### Study text:
AWS CloudFormation (ResourceTypes)

Resource Types

• AWS concepts
  • AutoScaling (AutoScalingGroup, LaunchConfiguration, Lifecycle Hook, Scaling Policy, Schedule Policy)
  • CloudFront (Distribution)
  • CloudTrail (Trail)
  • ...

Custom Resource

• Extensibility point for CF
• ServiceToken
  • ARN target where CF sends notifications 
    
    • SNS Topic
    • Lambda Function
      • e.g. look-up AMI-ids
  • Same region as stack
  • Custom Resource Provider tells you what it is (i.e. "how you can call me")
• Custom Resource Request Object
  • Request Type (Create/Update/Delete)
  • Response Url 
    • pre-signed S3 url
    • where to send responses (callback mechanism)
  • LogicalResourceId 
  • ResourceProperties
  • OldResourceProperties - used for updates
  • ResourceType:  AWS::CloudFormation::CustomResource or Custom::String
• Custom Resource Response Object
  • CF waits for it before it can continue (callback)
  • Status: SUCCESS or FAILED 
  • Reason
  • Data (key-value pairs)
    • Can be accessed with Fn::GetAtt
  • LogicalResourceId (copied verbatim)
• Actors
  
  • Template Developer
  • Custom Resource Provider
    • Specifies ServiceToken and input data
    • Owns custom resource and decides how to respond to CF actions
    • Decides ResourceType
    • Meaning of LogicalResourceId and PhysicalResourceId
  • CloudFormation
    • Sends a request to ServiceToken and awaits the response on pre-signed S3 url (callback)
    • Use cases
      • Handling resources not supported natively by CF 
      • Bridge
        • Protocol converter
          • e.g. Lambda-backed custom resources
      • Other Lambda use cases
        • Look-up AMI-ids, VPC-ids, cross stack references

CloudFormation::WaitCondition

• Coordinate resource creation with external events
  • Generalized CreationPolicy
  • Do not use WaitCondition if CreatePolicy available for resource type
• Track status of a configuration process
• Created just like any other resource
  • CREATE_IN_PROGRESS (waits for signals)
    • ->CREATE_COMPLETE 
    • ->CREATE_FAILED (rollback stack)
• Use DependsOn attribute
  • e.g. WaitCondition DependsOn Instance = wait after Instance created
• Signaling
  • Pre-signed S3 url
•  Properties
  • Count (default 1)
  • Timeout (minimum bound)

### Records supplied:
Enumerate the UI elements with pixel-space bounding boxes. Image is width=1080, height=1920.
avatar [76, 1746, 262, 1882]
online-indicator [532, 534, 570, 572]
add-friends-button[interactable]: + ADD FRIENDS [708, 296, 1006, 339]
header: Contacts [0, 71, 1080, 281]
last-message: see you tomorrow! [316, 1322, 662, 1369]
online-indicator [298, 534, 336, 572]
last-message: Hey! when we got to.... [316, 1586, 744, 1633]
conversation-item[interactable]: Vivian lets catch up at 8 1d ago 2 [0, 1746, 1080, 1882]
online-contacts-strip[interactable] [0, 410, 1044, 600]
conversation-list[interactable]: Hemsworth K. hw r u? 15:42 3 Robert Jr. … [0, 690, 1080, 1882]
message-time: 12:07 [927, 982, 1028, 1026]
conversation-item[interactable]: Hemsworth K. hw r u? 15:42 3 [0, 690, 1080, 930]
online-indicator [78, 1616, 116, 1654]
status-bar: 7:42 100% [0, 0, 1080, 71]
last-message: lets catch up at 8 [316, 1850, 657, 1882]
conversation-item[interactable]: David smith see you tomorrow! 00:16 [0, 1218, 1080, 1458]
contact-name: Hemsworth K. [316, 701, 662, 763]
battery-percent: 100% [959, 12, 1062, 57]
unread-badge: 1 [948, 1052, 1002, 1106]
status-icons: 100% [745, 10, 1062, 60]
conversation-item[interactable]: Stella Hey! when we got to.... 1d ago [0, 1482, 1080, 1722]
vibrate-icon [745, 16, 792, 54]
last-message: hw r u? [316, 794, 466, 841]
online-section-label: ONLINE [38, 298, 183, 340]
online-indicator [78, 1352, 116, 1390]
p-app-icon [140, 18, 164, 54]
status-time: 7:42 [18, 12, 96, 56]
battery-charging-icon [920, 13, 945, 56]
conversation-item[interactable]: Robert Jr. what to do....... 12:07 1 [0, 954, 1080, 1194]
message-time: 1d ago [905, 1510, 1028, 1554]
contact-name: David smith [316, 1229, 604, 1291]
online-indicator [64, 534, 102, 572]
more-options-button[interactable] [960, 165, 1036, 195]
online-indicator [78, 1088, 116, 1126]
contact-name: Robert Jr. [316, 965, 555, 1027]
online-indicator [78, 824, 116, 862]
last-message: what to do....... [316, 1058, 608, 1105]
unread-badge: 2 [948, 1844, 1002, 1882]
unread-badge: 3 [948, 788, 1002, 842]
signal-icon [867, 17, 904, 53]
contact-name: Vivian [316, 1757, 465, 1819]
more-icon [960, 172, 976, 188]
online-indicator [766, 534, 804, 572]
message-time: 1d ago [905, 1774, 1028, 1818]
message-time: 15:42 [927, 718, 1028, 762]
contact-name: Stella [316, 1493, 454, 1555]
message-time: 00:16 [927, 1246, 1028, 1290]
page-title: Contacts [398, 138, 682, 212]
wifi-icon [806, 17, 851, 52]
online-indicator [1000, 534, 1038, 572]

### Activity list:
(a) Answer these from the CloudFormation notes:
(i) What two kinds of target can the ServiceToken ARN point to?
(ii) What two values can the Status field of a custom resource response object take?
(iii) What is the default value of the WaitCondition Count property?
(b) According to the CloudFormation notes, what is the Response Url in the custom resource request object for?
The listing is not needed for this work.

### Completed exercise:
(a)
(i) An SNS Topic or a Lambda Function.
(ii) SUCCESS or FAILED.
(iii) 1.

(b) The Response Url is a pre-signed S3 URL that tells the custom resource provider where to send its response, which makes it a callback mechanism. CloudFormation waits for that response before it can continue.